**TASK**
What is the number of lines in the data holding the word "是周期函数"? Give that number by itself.

**AVAILABLE DATA**
— Start —
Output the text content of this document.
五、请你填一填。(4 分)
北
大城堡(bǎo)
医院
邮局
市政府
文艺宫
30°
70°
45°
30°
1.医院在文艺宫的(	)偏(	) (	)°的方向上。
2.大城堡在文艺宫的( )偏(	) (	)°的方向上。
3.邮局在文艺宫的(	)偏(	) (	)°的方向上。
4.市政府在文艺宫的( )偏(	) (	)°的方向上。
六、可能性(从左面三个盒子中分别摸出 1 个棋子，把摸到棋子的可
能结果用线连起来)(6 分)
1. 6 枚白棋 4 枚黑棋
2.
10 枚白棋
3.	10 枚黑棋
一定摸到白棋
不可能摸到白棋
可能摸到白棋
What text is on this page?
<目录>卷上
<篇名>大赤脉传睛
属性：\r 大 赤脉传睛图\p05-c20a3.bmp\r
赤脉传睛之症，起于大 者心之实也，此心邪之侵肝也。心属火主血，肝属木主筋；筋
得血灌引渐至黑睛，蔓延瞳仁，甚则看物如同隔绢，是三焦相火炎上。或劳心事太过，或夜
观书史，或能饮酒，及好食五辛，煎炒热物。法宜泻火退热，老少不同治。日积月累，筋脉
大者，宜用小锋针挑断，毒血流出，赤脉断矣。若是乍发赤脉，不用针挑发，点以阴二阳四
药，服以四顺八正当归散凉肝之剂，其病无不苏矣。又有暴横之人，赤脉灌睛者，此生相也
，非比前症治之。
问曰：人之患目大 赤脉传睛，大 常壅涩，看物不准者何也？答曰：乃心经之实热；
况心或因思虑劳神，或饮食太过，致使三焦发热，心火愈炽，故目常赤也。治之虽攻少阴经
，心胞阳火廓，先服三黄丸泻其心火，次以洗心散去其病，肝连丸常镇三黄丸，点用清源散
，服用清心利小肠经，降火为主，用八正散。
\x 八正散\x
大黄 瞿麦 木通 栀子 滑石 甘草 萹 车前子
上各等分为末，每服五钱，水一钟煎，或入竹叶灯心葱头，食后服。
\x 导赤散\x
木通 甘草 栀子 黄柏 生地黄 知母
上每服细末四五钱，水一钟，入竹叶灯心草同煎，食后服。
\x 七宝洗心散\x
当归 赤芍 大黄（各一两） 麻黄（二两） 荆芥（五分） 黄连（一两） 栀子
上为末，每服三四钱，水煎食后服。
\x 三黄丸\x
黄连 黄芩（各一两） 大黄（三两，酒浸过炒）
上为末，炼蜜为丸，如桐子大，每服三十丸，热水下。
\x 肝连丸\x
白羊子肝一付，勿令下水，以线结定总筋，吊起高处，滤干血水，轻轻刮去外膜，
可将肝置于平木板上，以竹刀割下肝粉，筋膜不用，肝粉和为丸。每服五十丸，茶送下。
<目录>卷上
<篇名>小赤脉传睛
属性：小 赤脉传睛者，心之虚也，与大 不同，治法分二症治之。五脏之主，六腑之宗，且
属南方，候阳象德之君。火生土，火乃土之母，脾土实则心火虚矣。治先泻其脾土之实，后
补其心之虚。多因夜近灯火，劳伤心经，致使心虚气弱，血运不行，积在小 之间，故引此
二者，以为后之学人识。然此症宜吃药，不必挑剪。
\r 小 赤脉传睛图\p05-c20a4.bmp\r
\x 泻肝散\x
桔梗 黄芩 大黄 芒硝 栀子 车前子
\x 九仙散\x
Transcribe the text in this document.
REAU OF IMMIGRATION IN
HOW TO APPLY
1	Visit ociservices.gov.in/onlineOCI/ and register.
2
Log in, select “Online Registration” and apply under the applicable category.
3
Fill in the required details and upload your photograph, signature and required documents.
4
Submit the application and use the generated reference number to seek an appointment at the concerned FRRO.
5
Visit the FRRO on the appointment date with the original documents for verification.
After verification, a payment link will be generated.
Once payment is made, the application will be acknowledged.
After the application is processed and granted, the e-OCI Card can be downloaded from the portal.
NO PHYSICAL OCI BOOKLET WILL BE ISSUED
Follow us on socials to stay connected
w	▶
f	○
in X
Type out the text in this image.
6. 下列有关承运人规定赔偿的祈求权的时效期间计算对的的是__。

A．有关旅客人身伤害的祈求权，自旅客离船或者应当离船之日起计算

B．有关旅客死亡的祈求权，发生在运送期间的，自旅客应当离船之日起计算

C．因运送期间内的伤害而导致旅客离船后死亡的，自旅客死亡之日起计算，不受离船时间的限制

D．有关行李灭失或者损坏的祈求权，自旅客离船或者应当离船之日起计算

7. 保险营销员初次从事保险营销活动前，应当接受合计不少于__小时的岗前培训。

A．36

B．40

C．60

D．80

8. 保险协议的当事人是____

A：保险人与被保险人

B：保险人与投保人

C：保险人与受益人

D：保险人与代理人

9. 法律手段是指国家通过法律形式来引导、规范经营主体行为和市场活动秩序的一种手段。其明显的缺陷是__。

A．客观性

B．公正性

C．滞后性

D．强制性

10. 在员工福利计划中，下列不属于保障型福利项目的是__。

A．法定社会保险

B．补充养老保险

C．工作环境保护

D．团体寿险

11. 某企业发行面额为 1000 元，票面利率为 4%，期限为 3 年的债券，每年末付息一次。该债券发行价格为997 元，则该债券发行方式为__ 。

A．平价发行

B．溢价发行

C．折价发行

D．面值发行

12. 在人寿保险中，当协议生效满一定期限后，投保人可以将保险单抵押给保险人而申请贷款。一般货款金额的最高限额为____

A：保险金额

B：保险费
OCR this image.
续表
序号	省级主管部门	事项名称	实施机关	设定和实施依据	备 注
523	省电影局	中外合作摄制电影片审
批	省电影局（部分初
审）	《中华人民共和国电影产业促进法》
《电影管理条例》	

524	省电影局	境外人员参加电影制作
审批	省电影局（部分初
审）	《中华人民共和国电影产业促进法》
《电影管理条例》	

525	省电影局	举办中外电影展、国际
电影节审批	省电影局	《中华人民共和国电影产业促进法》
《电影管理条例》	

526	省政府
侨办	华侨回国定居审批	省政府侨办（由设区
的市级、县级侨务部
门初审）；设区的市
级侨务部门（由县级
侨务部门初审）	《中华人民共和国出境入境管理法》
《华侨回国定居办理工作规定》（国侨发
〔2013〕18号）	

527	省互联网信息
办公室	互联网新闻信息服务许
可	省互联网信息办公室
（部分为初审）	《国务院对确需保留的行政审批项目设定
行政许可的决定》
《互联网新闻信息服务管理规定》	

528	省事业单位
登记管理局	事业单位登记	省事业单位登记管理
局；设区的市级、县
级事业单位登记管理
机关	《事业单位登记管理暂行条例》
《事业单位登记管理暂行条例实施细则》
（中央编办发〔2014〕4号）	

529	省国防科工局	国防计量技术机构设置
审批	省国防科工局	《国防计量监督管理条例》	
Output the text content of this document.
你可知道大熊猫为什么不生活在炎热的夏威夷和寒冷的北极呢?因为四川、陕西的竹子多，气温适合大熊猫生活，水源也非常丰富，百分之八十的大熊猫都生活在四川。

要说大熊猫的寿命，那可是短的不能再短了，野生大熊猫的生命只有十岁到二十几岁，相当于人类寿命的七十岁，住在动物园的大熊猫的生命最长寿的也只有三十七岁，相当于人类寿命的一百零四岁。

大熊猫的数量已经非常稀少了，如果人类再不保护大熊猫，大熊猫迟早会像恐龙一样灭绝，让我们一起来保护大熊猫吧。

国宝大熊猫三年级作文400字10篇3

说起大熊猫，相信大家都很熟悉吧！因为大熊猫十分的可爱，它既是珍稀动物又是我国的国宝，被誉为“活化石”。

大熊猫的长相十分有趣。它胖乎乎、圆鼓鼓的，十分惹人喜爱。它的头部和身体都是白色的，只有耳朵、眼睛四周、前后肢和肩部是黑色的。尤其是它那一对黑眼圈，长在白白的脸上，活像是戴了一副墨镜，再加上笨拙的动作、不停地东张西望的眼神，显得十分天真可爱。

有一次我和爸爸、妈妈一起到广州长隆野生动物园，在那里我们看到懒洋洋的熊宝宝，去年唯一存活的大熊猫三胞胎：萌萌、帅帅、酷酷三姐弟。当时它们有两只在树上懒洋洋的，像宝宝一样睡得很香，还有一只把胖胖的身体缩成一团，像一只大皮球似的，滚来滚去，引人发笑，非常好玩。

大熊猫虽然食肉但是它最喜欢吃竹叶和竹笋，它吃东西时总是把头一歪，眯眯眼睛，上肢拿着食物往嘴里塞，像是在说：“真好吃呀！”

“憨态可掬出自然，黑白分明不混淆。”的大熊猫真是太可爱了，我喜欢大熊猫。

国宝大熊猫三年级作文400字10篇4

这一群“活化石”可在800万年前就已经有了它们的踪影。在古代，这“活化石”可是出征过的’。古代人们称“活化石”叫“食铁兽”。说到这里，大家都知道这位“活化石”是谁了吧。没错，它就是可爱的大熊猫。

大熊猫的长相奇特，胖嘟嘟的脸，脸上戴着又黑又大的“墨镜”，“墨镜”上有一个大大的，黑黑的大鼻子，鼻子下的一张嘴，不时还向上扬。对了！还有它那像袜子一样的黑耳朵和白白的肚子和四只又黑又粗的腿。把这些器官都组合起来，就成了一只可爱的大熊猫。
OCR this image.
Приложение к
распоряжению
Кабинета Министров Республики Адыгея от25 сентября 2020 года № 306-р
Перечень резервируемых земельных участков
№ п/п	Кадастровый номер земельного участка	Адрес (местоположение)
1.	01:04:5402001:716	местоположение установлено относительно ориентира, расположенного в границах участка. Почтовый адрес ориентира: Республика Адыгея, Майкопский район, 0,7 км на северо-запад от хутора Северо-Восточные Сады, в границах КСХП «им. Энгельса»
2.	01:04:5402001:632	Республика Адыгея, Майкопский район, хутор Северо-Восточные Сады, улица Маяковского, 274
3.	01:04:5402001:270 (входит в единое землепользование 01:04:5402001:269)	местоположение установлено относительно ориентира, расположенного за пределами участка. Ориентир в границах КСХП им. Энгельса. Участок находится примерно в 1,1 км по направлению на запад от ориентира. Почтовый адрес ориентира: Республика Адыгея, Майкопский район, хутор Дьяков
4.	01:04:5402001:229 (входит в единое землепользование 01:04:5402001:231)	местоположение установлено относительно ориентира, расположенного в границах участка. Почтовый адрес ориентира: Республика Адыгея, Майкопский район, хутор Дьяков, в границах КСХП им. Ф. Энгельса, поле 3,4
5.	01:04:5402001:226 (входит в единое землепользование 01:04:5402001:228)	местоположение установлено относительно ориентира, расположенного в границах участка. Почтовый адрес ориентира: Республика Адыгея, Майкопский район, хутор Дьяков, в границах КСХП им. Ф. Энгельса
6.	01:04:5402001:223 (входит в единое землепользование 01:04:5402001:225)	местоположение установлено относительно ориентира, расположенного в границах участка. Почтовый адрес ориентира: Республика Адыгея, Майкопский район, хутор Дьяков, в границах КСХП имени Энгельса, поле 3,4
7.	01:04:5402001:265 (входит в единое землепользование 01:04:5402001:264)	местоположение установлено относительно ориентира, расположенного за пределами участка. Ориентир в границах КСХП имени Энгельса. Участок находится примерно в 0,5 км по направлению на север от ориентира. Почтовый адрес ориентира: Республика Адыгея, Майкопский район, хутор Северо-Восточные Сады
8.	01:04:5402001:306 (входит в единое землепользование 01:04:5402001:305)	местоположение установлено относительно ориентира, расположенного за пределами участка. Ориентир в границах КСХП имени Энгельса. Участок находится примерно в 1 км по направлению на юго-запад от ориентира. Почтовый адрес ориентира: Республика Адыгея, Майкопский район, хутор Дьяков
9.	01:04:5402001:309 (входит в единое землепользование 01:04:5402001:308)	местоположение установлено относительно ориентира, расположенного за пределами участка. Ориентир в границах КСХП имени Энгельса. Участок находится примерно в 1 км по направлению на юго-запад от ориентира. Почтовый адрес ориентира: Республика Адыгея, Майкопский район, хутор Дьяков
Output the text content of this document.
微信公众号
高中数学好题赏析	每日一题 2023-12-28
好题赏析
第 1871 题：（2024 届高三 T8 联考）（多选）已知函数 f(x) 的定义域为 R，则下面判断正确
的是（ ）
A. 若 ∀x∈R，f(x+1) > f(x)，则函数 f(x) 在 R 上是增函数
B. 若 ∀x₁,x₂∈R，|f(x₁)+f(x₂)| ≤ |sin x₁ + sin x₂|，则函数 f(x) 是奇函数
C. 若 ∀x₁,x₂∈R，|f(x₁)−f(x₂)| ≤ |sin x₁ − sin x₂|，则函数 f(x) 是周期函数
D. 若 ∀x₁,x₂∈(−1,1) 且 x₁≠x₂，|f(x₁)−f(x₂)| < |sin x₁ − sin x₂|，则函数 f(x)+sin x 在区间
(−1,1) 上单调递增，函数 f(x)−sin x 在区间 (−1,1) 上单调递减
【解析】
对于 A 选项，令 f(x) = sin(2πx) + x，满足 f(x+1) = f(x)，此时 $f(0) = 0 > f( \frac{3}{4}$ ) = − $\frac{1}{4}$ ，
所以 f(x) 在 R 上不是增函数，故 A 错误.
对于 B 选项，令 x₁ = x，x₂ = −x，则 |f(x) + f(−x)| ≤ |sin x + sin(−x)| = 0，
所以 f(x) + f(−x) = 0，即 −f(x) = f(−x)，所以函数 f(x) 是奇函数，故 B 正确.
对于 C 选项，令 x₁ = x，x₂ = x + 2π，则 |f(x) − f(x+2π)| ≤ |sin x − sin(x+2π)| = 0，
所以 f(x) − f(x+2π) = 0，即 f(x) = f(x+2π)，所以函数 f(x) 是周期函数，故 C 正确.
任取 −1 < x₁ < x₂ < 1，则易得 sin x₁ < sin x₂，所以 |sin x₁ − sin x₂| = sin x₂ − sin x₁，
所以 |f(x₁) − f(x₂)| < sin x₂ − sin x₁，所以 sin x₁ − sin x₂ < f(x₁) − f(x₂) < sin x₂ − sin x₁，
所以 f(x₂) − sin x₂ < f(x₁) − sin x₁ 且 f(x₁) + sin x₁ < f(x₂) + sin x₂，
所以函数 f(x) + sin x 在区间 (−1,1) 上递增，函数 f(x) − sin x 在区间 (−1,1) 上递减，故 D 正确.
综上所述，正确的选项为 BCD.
— End —
**SOLUTION TO THIS TASK**
2